Aim of the task: Write out, please, the line containing "Output a JSON" together with all lines after it, up to and including the last one, with no other output.

Data to use:
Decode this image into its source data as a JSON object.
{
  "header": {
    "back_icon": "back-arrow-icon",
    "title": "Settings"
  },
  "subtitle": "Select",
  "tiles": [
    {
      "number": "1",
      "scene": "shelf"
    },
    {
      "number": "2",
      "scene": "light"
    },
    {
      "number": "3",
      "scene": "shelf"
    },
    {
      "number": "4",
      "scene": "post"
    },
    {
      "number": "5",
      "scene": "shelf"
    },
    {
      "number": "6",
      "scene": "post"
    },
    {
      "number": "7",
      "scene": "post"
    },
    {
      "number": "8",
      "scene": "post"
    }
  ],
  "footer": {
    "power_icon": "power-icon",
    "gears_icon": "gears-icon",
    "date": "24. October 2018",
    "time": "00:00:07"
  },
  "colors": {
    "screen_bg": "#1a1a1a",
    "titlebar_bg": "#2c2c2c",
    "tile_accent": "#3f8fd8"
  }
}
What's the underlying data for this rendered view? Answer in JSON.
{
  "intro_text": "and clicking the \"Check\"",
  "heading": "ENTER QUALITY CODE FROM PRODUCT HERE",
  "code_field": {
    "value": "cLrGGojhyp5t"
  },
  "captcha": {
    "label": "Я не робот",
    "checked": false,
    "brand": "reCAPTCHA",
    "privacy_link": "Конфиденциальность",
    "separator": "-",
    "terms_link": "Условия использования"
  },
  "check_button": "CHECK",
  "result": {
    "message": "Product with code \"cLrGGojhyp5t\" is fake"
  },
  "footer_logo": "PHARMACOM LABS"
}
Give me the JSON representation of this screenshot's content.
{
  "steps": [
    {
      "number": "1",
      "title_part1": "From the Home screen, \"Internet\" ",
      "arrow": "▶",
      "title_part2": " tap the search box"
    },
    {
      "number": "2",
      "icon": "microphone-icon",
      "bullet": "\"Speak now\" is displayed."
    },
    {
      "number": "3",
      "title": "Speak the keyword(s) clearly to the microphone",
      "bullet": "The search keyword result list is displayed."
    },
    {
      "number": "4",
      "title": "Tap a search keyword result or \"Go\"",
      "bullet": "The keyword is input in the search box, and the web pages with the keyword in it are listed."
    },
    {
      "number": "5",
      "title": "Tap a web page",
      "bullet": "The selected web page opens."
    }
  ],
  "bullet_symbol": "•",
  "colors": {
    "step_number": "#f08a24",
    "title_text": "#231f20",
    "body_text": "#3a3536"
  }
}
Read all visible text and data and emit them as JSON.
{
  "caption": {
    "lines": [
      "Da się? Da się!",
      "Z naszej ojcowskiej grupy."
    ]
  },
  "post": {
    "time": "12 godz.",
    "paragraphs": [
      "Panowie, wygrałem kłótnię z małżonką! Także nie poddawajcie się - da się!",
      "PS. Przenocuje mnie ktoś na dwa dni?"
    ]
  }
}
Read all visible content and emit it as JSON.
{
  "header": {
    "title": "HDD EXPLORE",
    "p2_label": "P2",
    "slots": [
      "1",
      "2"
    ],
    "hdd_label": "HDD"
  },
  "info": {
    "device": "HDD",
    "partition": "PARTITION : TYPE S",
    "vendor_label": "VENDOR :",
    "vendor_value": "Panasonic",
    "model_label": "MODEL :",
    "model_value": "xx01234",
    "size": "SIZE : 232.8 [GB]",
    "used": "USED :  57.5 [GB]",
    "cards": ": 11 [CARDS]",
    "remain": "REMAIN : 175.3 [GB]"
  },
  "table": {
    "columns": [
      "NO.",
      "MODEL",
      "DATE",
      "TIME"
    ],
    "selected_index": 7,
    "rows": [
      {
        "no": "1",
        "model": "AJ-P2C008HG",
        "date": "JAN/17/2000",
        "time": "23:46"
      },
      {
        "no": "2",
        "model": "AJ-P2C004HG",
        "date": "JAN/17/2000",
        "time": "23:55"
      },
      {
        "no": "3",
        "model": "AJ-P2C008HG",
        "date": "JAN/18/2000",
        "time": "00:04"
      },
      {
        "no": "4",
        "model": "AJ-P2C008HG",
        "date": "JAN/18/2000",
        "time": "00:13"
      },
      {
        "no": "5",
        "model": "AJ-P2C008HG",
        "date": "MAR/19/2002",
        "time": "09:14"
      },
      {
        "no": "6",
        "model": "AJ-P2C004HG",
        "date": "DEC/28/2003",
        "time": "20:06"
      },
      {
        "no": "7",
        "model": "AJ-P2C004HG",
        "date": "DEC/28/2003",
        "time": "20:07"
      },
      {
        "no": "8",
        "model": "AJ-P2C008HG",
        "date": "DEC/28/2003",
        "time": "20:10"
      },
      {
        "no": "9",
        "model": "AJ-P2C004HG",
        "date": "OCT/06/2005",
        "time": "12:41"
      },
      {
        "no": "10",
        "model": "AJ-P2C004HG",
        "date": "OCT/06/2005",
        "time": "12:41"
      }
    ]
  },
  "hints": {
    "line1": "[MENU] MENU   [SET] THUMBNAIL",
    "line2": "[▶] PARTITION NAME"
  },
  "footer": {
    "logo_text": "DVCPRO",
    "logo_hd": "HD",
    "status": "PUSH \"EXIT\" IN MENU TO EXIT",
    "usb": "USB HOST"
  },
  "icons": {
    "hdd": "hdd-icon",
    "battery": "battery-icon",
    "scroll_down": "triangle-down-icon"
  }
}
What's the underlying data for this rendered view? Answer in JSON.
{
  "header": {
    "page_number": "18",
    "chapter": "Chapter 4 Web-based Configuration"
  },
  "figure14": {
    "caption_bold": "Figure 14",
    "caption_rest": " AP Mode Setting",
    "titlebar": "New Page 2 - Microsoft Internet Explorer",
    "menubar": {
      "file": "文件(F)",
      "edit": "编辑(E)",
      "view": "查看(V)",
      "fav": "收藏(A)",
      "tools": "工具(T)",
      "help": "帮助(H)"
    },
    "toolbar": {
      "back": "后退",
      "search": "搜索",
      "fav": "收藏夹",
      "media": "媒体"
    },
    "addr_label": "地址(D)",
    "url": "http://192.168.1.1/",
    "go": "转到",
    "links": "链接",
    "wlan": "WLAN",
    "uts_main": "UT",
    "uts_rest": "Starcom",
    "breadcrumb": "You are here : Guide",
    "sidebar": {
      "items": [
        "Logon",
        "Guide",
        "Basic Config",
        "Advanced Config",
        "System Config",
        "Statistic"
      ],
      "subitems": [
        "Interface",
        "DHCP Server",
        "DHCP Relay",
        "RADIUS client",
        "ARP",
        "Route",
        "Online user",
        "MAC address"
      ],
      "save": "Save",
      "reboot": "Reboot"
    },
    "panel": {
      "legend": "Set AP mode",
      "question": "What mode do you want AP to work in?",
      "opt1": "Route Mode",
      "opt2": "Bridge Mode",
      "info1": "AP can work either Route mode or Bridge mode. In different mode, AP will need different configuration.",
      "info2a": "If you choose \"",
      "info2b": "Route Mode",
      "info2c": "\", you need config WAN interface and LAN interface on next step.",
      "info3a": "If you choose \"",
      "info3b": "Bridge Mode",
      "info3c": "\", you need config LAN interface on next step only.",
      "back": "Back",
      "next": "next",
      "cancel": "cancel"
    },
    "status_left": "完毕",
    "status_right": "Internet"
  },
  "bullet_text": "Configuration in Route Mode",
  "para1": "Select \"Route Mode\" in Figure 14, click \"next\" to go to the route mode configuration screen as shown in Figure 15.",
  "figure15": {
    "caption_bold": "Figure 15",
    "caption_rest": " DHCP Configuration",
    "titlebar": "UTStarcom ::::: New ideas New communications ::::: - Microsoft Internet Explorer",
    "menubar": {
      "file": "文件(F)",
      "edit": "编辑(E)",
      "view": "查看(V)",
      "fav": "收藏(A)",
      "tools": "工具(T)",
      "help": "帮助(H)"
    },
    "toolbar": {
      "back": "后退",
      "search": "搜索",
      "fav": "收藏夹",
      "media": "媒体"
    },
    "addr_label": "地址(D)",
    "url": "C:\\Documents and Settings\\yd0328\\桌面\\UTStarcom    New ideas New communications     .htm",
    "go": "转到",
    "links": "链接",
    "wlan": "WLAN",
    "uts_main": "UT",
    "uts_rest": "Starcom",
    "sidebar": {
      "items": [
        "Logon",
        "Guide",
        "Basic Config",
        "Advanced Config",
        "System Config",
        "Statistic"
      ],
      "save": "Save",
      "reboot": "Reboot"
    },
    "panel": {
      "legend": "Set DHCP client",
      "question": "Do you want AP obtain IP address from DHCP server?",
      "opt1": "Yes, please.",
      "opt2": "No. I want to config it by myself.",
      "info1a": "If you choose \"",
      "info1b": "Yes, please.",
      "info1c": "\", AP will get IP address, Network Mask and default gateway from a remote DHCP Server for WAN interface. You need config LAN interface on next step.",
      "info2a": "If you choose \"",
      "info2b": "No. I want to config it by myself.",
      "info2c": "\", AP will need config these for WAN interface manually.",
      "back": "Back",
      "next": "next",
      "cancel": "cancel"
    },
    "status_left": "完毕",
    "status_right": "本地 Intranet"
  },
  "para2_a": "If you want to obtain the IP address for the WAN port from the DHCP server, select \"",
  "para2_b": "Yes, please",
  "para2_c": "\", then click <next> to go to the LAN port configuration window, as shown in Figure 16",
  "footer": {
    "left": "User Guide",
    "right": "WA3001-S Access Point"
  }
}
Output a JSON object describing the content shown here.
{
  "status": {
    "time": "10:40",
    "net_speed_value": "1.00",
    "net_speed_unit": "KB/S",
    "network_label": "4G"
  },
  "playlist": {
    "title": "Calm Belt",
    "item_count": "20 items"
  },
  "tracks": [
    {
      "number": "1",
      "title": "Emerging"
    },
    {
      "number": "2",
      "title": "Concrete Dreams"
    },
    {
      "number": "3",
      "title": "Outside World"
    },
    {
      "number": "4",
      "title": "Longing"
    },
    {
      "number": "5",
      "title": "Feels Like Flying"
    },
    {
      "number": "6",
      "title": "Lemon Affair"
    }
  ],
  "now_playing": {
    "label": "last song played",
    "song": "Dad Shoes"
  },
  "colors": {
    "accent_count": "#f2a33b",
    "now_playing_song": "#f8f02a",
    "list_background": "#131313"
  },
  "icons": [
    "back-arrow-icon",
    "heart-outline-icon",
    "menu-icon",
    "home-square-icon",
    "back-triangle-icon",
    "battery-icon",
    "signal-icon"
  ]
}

Task solution:
Output a JSON object describing the content shown here.
{
  "status": {
    "time": "10:40",
    "net_speed_value": "1.00",
    "net_speed_unit": "KB/S",
    "network_label": "4G"
  },
  "playlist": {
    "title": "Calm Belt",
    "item_count": "20 items"
  },
  "tracks": [
    {
      "number": "1",
      "title": "Emerging"
    },
    {
      "number": "2",
      "title": "Concrete Dreams"
    },
    {
      "number": "3",
      "title": "Outside World"
    },
    {
      "number": "4",
      "title": "Longing"
    },
    {
      "number": "5",
      "title": "Feels Like Flying"
    },
    {
      "number": "6",
      "title": "Lemon Affair"
    }
  ],
  "now_playing": {
    "label": "last song played",
    "song": "Dad Shoes"
  },
  "colors": {
    "accent_count": "#f2a33b",
    "now_playing_song": "#f8f02a",
    "list_background": "#131313"
  },
  "icons": [
    "back-arrow-icon",
    "heart-outline-icon",
    "menu-icon",
    "home-square-icon",
    "back-triangle-icon",
    "battery-icon",
    "signal-icon"
  ]
}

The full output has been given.